**WHAT IS NEEDED:**
Lines containing the string "screenshot" are to be counted; report only how many there are.

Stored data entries
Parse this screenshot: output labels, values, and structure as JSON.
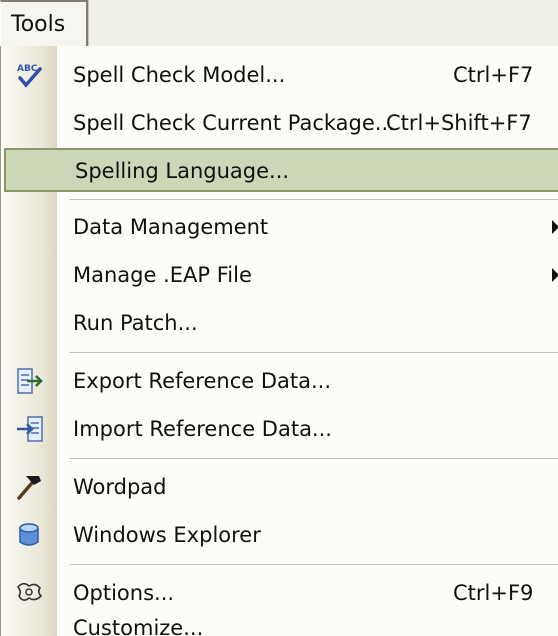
{
  "menubar": {
    "title": "Tools"
  },
  "menu": {
    "items": [
      {
        "label": "Spell Check Model...",
        "shortcut": "Ctrl+F7",
        "icon": "spell-check-icon"
      },
      {
        "label": "Spell Check Current Package...",
        "shortcut": "Ctrl+Shift+F7"
      },
      {
        "label": "Spelling Language...",
        "highlighted": true
      },
      {
        "label": "Data Management",
        "submenu": true
      },
      {
        "label": "Manage .EAP File",
        "submenu": true
      },
      {
        "label": "Run Patch..."
      },
      {
        "label": "Export Reference Data...",
        "icon": "export-data-icon"
      },
      {
        "label": "Import Reference Data...",
        "icon": "import-data-icon"
      },
      {
        "label": "Wordpad",
        "icon": "hammer-icon"
      },
      {
        "label": "Windows Explorer",
        "icon": "explorer-icon"
      },
      {
        "label": "Options...",
        "shortcut": "Ctrl+F9",
        "icon": "options-icon"
      },
      {
        "label": "Customize..."
      }
    ]
  },
  "colors": {
    "highlight_fill": "#ccd7b8",
    "highlight_border": "#8a9665",
    "menu_background": "#fcfcf9"
  }
}
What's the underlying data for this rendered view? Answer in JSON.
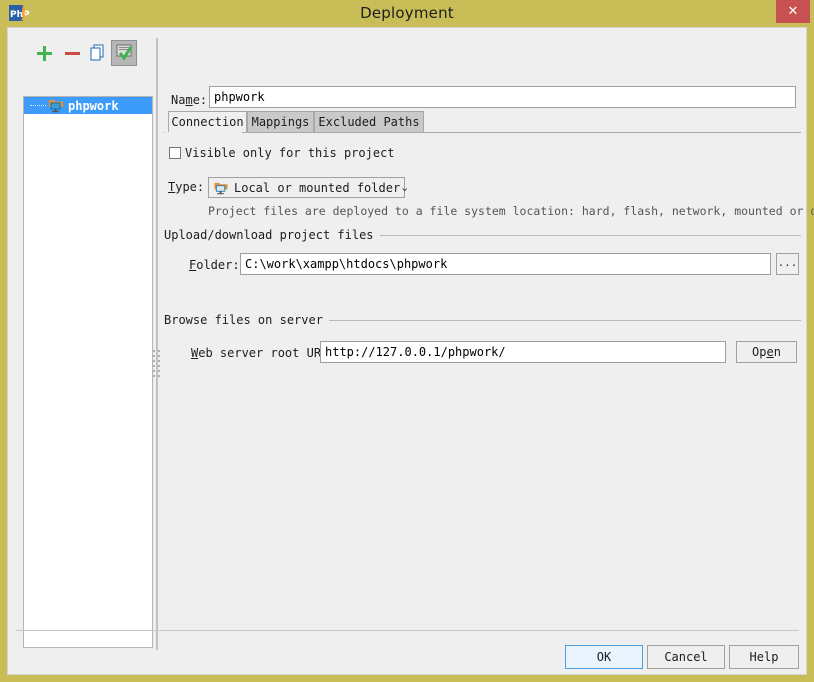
{
  "window": {
    "title": "Deployment",
    "app_icon": "phpstorm-icon",
    "close_label": "✕",
    "titlebar_color": "#c9bd57",
    "close_button_color": "#c75050"
  },
  "toolbar": {
    "add_label": "+",
    "remove_label": "−",
    "copy_label": "copy-icon",
    "autodetect_label": "autodetect-icon"
  },
  "tree": {
    "items": [
      {
        "label": "phpwork",
        "icon": "local-folder-server-icon",
        "selected": true
      }
    ],
    "selected_color": "#3d9bfa"
  },
  "form": {
    "name_label_pre": "Na",
    "name_label_mn": "m",
    "name_label_post": "e:",
    "name_value": "phpwork",
    "name_placeholder": "",
    "visible_only_label": "Visible only for this project",
    "visible_only_checked": false,
    "type_label_mn": "T",
    "type_label_post": "ype:",
    "type_value": "Local or mounted folder",
    "type_icon": "local-folder-server-icon",
    "type_arrow": "⌄",
    "type_description": "Project files are deployed to a file system location: hard, flash, network, mounted or other drive.",
    "upload_section_label": "Upload/download project files",
    "folder_label_mn": "F",
    "folder_label_post": "older:",
    "folder_value": "C:\\work\\xampp\\htdocs\\phpwork",
    "folder_browse_label": "...",
    "browse_section_label": "Browse files on server",
    "url_label_mn": "W",
    "url_label_post": "eb server root URL:",
    "url_value": "http://127.0.0.1/phpwork/",
    "open_pre": "Op",
    "open_mn": "e",
    "open_post": "n"
  },
  "tabs": [
    {
      "label": "Connection",
      "active": true
    },
    {
      "label": "Mappings",
      "active": false
    },
    {
      "label": "Excluded Paths",
      "active": false
    }
  ],
  "buttons": {
    "ok": "OK",
    "cancel": "Cancel",
    "help": "Help"
  }
}
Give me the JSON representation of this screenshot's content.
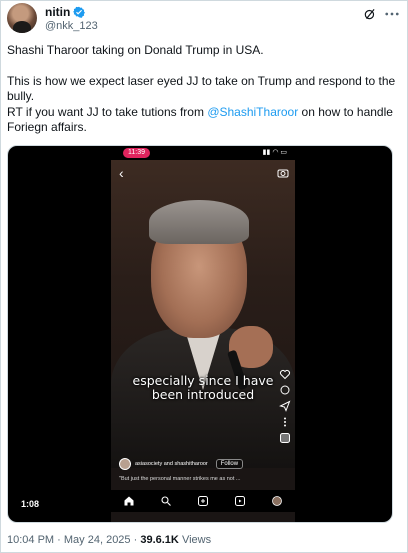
{
  "author": {
    "display_name": "nitin",
    "handle": "@nkk_123",
    "verified": true
  },
  "tweet": {
    "line1": "Shashi Tharoor taking on Donald Trump in USA.",
    "line2": "This is how we expect laser eyed JJ to take on Trump and respond to the bully.",
    "line3_pre": "RT if you want JJ to take tutions from ",
    "mention": "@ShashiTharoor",
    "line3_post": " on how to handle Foriegn affairs."
  },
  "video": {
    "duration": "1:08",
    "phone_time": "11:39",
    "caption_line1": "especially since I have",
    "caption_line2": "been introduced",
    "accounts": "asiasociety and shashitharoor",
    "follow_label": "Follow",
    "description": "\"But just the personal manner strikes me as not ..."
  },
  "footer": {
    "time": "10:04 PM",
    "separator": "·",
    "date": "May 24, 2025",
    "views_count": "39.6.1K",
    "views_label": "Views"
  },
  "colors": {
    "accent": "#1d9bf0",
    "text": "#0f1419",
    "secondary": "#536471",
    "border": "#cfd9de"
  }
}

**FINAL RESULT:**
2